EXCERTO DO TEXTO -
━━━━━━━━
E pronto, está feito. Dizem as regras que temos de convidar blogs para responder a idêntica oportunidade, estais todos convidados. Só vos peço que caso respondam, deixem aqui um comentário para a gente lá ir cuscar...

9 comentários:

Tuaregue disse...

O livro proibido era a Guida não era? He He

Jorge disse...

Guida? Não era a Gina Das Cores Desmaiadas?

Garraio disse...

Pedro, acabo de comprar uma "quota nesta sociedade". Tenho aqui uma série de pérolas e diamantes em bruto para lhe enviar, mas o seu email não funciona. Por favor, contacte-me, antonio.garraio@sapo.pt

Anónimo disse...

Ser espoliado de uma preciosidade como uma meia do Toni é, deveras, um episódio que deixa marcas na vida de qualquer Benfiquista.

O Gato Preto disse...

Somos gémeos no momento 4 , Comigo passou-se o mesmo com a geometria, era eu que dava as aulas e a professora ficava a ver e a aprender, tive ainda um de Matemática que dizia que não dava 20's e punha sempre um problema muito difícil que valia 2 valores, eu ou tinha zero ou tinha 2 e ia resolver ao quadro o problema que ninguém conseguia, e o prof. dizia:
Porque não resolves o resto do teste?
Ao que eu respondia:
-Não percebo a pergunta "Resolva a seguinte equação"
━━━━━━━━
Reproduza, do excerto do blogue, o trecho de "E pronto, está" a "Das Cores Desmaiadas?".

ENTRADAS -
━━━━━━━━
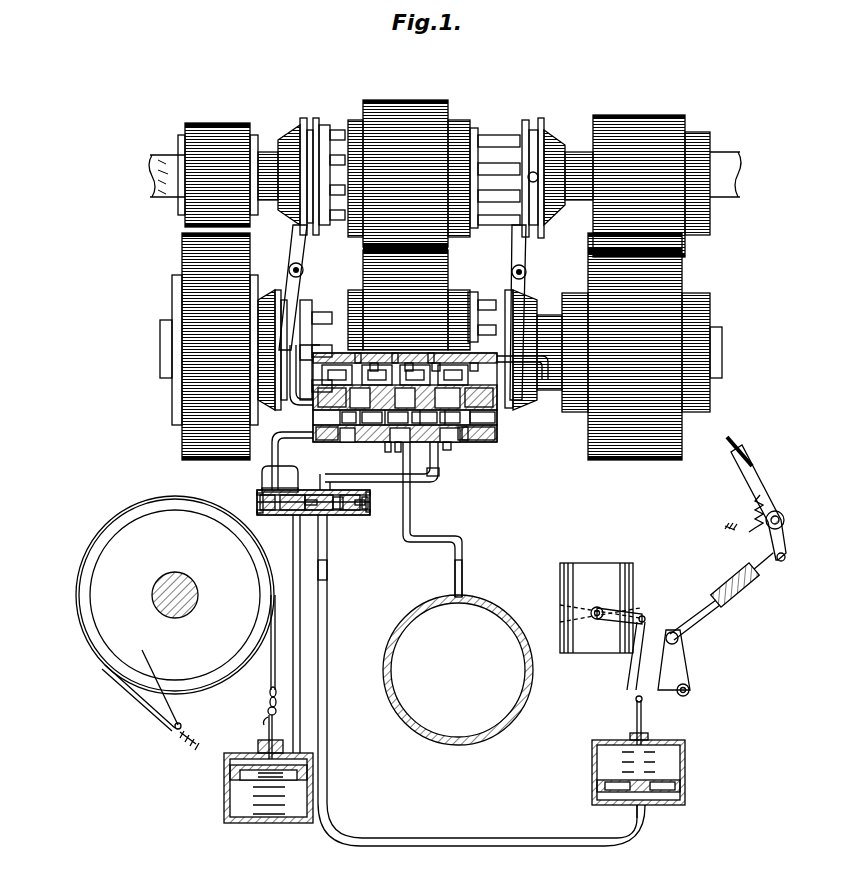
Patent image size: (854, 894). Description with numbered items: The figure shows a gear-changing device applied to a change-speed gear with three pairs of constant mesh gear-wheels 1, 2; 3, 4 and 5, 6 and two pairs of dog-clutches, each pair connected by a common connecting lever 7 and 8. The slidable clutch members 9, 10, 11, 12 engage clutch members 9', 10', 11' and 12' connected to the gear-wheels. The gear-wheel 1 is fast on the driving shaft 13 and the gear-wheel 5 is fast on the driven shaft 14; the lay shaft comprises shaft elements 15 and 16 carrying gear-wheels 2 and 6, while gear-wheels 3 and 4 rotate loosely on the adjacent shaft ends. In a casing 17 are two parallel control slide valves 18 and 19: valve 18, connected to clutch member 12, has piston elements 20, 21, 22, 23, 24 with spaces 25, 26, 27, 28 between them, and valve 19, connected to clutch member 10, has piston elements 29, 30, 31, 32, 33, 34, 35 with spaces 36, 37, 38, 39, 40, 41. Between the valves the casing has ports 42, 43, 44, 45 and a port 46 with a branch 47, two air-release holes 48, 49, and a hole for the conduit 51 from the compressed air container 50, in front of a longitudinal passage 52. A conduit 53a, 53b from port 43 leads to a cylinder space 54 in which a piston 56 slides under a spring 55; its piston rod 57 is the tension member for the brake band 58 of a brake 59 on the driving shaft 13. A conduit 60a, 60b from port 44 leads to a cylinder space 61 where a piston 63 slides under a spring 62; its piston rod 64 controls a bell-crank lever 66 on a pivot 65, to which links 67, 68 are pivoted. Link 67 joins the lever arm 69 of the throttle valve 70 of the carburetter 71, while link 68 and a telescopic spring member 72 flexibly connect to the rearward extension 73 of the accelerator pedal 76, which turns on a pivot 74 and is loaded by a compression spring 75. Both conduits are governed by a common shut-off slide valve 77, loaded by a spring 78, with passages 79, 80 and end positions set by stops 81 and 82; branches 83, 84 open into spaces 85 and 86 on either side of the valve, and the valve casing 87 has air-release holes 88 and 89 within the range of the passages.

The gear-wheel 1 is at (205, 150).
The gear-wheel 2 is at (182, 290).
The gear-wheel 3 is at (405, 120).
The gear-wheel 4 is at (440, 275).
The gear-wheel 5 is at (628, 145).
The gear-wheel 6 is at (660, 265).
The connecting lever 7 is at (303, 248).
The connecting lever 8 is at (527, 262).
The slidable clutch member 9 is at (295, 155).
The clutch member 9' is at (329, 155).
The slidable clutch member 10 is at (272, 328).
The clutch member 10' is at (321, 334).
The slidable clutch member 11 is at (557, 157).
The clutch member 11' is at (495, 152).
The slidable clutch member 12 is at (536, 340).
The clutch member 12' is at (481, 306).
The driving shaft 13 is at (170, 183).
The driven shaft 14 is at (728, 198).
The shaft element 15 is at (162, 350).
The shaft element 16 is at (716, 375).
The casing 17 is at (514, 402).
The control slide valve 18 is at (549, 352).
The control slide valve 19 is at (300, 436).
The piston element 20 is at (318, 353).
The piston element 21 is at (358, 353).
The piston element 22 is at (395, 353).
The piston element 23 is at (431, 353).
The piston element 24 is at (498, 357).
The space 25 is at (337, 374).
The space 26 is at (377, 374).
The space 27 is at (415, 374).
The space 28 is at (453, 374).
The piston element 29 is at (323, 443).
The piston element 30 is at (349, 424).
The piston element 31 is at (397, 424).
The piston element 32 is at (422, 424).
The piston element 33 is at (448, 424).
The piston element 34 is at (485, 438).
The piston element 35 is at (495, 417).
The space 36 is at (293, 400).
The space 37 is at (397, 452).
The space 38 is at (388, 452).
The space 39 is at (439, 472).
The space 40 is at (455, 446).
The space 41 is at (480, 432).
The port 42 is at (332, 397).
The port 43 is at (374, 363).
The port 44 is at (474, 363).
The port 45 is at (479, 397).
The port 46 is at (436, 363).
The branch 47 is at (409, 363).
The air-release hole 48 is at (372, 424).
The air-release hole 49 is at (465, 438).
The compressed air container 50 is at (405, 612).
The conduit 51 is at (463, 568).
The longitudinal passage 52 is at (408, 470).
The conduit section 53a is at (335, 516).
The conduit section 53b is at (328, 686).
The cylinder space 54 is at (288, 745).
The spring 55 is at (255, 795).
The piston 56 is at (230, 767).
The piston rod 57 is at (268, 720).
The brake band 58 is at (271, 690).
The brake 59 is at (140, 652).
The conduit section 60a is at (436, 478).
The conduit section 60b is at (327, 572).
The cylinder space 61 is at (665, 810).
The spring 62 is at (650, 770).
The piston 63 is at (680, 790).
The piston rod 64 is at (636, 713).
The pivot 65 is at (690, 690).
The bell-crank lever 66 is at (682, 645).
The link 67 is at (640, 640).
The link 68 is at (700, 620).
The lever arm 69 is at (643, 612).
The throttle valve 70 is at (590, 610).
The carburetter 71 is at (590, 580).
The telescopic spring member 72 is at (735, 580).
The rearward extension 73 is at (172, 588).
The pivot 74 is at (784, 515).
The compression spring 75 is at (730, 523).
The accelerator pedal 76 is at (733, 452).
The shut-off slide valve 77 is at (310, 512).
The spring 78 is at (258, 492).
The passage 79 is at (292, 511).
The passage 80 is at (338, 512).
The stop 81 is at (258, 494).
The stop 82 is at (360, 512).
The branch conduit 83 is at (262, 473).
The branch conduit 84 is at (366, 512).
The space 85 is at (260, 500).
The space 86 is at (369, 514).
The valve casing 87 is at (318, 512).
The air-release hole 88 is at (280, 478).
The air-release hole 89 is at (316, 479).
━━━━━━━━
EXERCÍCIO RESOLVIDO -
E pronto, está feito. Dizem as regras que temos de convidar blogs para responder a idêntica oportunidade, estais todos convidados. Só vos peço que caso respondam, deixem aqui um comentário para a gente lá ir cuscar...

9 comentários:

Tuaregue disse...

O livro proibido era a Guida não era? He He

Jorge disse...

Guida? Não era a Gina Das Cores Desmaiadas?